[start of GIVEN INFORMATION]

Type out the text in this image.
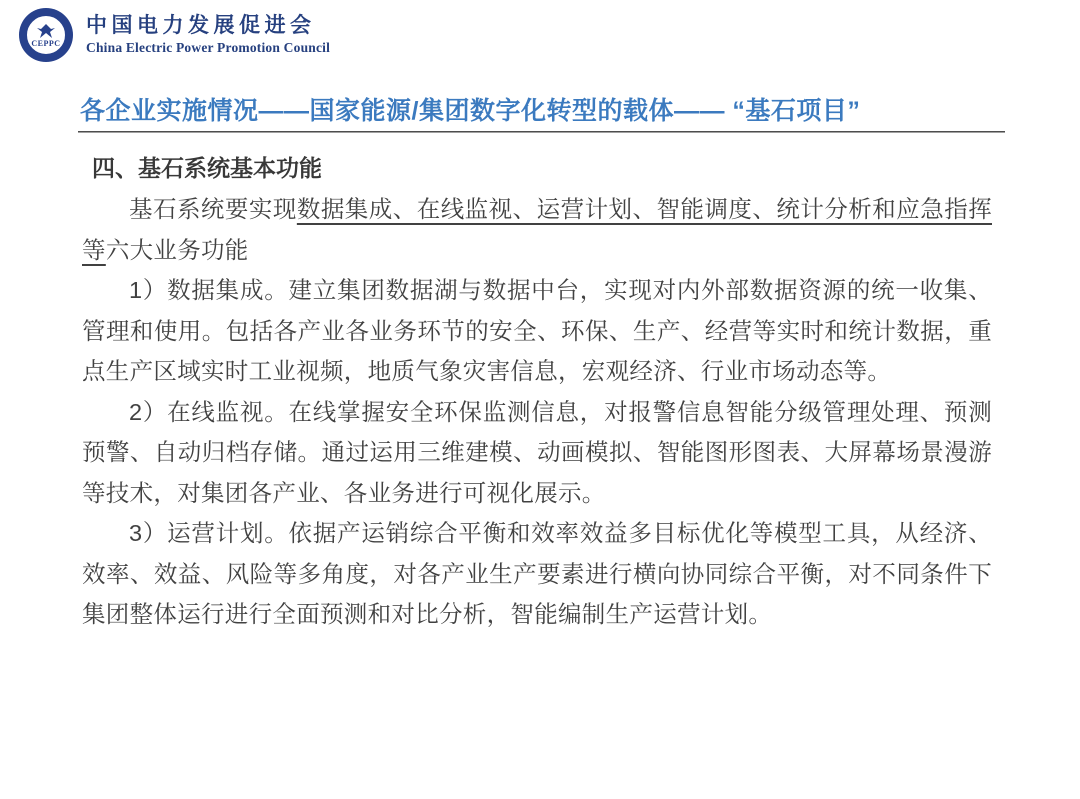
CEPPC
中国电力发展促进会
China Electric Power Promotion Council
各企业实施情况——国家能源/集团数字化转型的载体—— “基石项目”
四、基石系统基本功能

基石系统要实现数据集成、在线监视、运营计划、智能调度、统计分析和应急指挥等六大业务功能

1）数据集成。建立集团数据湖与数据中台，实现对内外部数据资源的统一收集、管理和使用。包括各产业各业务环节的安全、环保、生产、经营等实时和统计数据，重点生产区域实时工业视频，地质气象灾害信息，宏观经济、行业市场动态等。

2）在线监视。在线掌握安全环保监测信息，对报警信息智能分级管理处理、预测预警、自动归档存储。通过运用三维建模、动画模拟、智能图形图表、大屏幕场景漫游等技术，对集团各产业、各业务进行可视化展示。

3）运营计划。依据产运销综合平衡和效率效益多目标优化等模型工具，从经济、效率、效益、风险等多角度，对各产业生产要素进行横向协同综合平衡，对不同条件下集团整体运行进行全面预测和对比分析，智能编制生产运营计划。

[end of GIVEN INFORMATION]

**OBJECTIVE**
Would you return the data exactly as written, without the pictures?

**TASK OUTPUT**
Type out the text in this image.
CEPPC
中国电力发展促进会
China Electric Power Promotion Council
各企业实施情况——国家能源/集团数字化转型的载体—— “基石项目”
四、基石系统基本功能

基石系统要实现数据集成、在线监视、运营计划、智能调度、统计分析和应急指挥等六大业务功能

1）数据集成。建立集团数据湖与数据中台，实现对内外部数据资源的统一收集、管理和使用。包括各产业各业务环节的安全、环保、生产、经营等实时和统计数据，重点生产区域实时工业视频，地质气象灾害信息，宏观经济、行业市场动态等。

2）在线监视。在线掌握安全环保监测信息，对报警信息智能分级管理处理、预测预警、自动归档存储。通过运用三维建模、动画模拟、智能图形图表、大屏幕场景漫游等技术，对集团各产业、各业务进行可视化展示。

3）运营计划。依据产运销综合平衡和效率效益多目标优化等模型工具，从经济、效率、效益、风险等多角度，对各产业生产要素进行横向协同综合平衡，对不同条件下集团整体运行进行全面预测和对比分析，智能编制生产运营计划。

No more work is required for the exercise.